THE REQUEST —
Copy out every line in which the string "image" occurs.

DATASET EXCERPTS —

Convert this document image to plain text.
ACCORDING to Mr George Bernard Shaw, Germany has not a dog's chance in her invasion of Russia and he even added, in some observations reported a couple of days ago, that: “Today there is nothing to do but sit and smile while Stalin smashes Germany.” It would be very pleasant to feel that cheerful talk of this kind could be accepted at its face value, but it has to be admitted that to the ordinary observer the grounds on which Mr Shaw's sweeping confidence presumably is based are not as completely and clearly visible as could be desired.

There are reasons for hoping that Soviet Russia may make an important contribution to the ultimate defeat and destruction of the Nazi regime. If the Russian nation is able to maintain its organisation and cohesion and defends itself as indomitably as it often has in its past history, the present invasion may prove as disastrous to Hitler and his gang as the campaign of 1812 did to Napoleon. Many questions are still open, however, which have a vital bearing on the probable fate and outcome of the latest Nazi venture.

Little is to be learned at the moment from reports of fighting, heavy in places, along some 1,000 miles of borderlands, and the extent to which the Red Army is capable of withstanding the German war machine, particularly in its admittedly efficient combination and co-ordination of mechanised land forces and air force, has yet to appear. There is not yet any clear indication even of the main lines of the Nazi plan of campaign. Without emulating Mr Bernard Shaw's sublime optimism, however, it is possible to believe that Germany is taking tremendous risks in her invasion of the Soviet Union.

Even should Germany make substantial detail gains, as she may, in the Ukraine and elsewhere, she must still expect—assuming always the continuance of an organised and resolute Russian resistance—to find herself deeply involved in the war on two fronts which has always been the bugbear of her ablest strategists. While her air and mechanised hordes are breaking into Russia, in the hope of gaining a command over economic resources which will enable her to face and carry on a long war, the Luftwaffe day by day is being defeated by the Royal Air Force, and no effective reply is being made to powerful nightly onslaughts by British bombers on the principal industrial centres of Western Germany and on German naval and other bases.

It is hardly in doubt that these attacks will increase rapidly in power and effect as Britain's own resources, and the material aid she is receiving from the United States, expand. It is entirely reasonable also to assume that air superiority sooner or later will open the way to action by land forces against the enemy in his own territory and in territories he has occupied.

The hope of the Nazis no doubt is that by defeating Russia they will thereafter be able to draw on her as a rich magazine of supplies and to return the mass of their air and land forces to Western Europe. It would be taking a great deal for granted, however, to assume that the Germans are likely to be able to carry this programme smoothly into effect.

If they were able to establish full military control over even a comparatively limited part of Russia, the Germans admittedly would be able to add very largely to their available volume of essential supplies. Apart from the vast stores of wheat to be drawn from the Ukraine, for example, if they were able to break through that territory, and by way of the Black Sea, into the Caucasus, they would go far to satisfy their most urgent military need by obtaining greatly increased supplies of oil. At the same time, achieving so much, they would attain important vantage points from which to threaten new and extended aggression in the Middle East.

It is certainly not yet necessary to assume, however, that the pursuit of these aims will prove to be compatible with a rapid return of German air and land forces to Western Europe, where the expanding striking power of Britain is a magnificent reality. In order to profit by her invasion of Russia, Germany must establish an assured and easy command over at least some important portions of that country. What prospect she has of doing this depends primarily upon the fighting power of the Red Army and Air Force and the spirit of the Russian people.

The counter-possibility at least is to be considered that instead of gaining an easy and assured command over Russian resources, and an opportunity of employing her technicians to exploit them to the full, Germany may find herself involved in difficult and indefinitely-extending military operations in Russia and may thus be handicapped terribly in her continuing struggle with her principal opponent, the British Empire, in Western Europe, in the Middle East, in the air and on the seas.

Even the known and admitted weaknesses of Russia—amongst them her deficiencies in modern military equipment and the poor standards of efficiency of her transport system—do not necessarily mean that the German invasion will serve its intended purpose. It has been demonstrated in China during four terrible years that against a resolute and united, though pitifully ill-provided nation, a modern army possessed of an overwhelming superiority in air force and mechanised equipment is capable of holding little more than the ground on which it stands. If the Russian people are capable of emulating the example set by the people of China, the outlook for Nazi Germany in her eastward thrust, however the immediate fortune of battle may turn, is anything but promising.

* * *

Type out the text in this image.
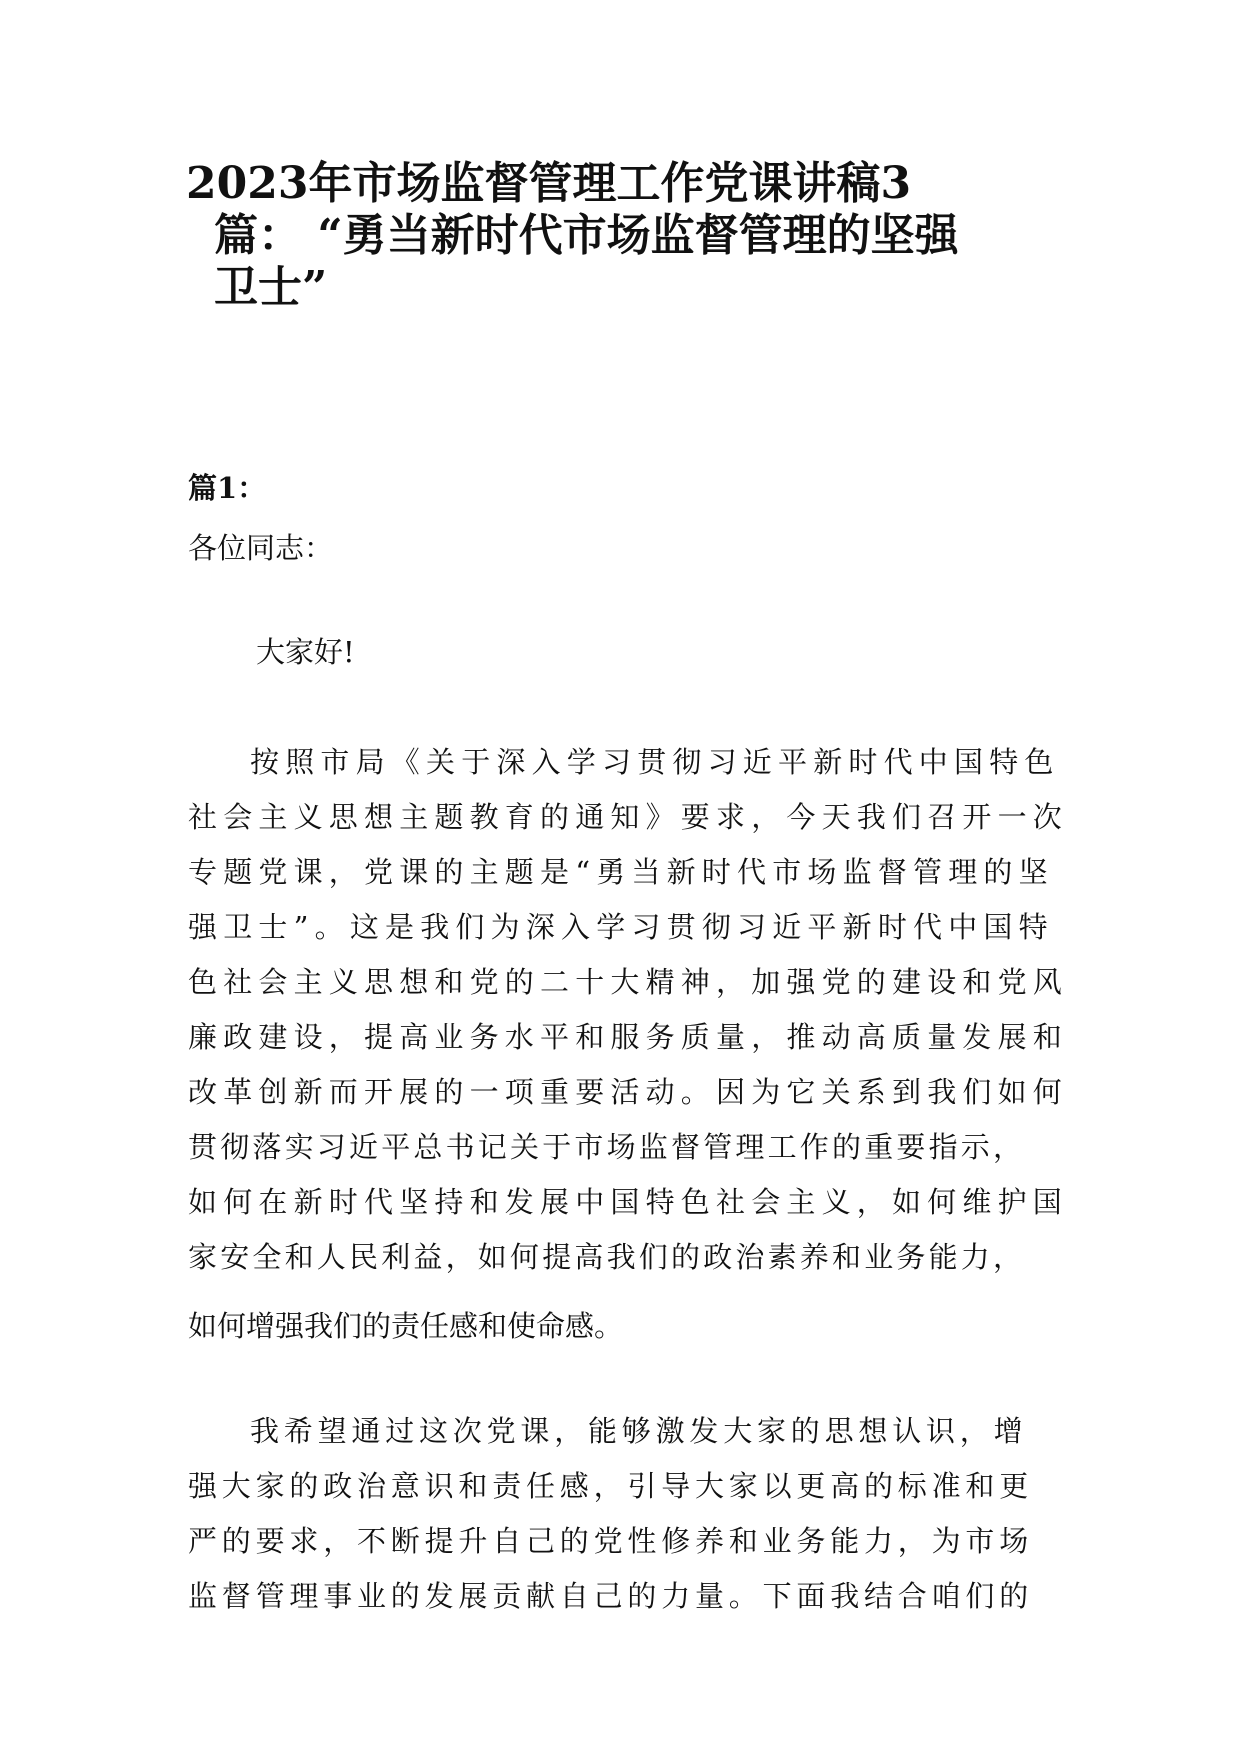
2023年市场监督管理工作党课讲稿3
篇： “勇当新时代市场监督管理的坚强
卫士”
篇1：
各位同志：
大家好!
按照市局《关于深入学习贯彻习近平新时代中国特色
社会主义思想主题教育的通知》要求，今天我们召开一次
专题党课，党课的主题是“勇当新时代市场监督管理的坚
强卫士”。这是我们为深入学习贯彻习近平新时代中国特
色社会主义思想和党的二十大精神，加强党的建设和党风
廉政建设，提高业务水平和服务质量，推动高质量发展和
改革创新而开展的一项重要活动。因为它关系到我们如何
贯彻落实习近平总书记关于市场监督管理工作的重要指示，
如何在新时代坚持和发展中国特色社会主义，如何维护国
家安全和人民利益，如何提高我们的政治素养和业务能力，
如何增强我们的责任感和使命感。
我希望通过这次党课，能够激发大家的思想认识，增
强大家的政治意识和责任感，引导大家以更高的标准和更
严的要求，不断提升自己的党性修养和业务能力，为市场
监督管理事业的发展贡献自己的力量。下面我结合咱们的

FULL RESPONSE —
Convert this document image to plain text.
Type out the text in this image.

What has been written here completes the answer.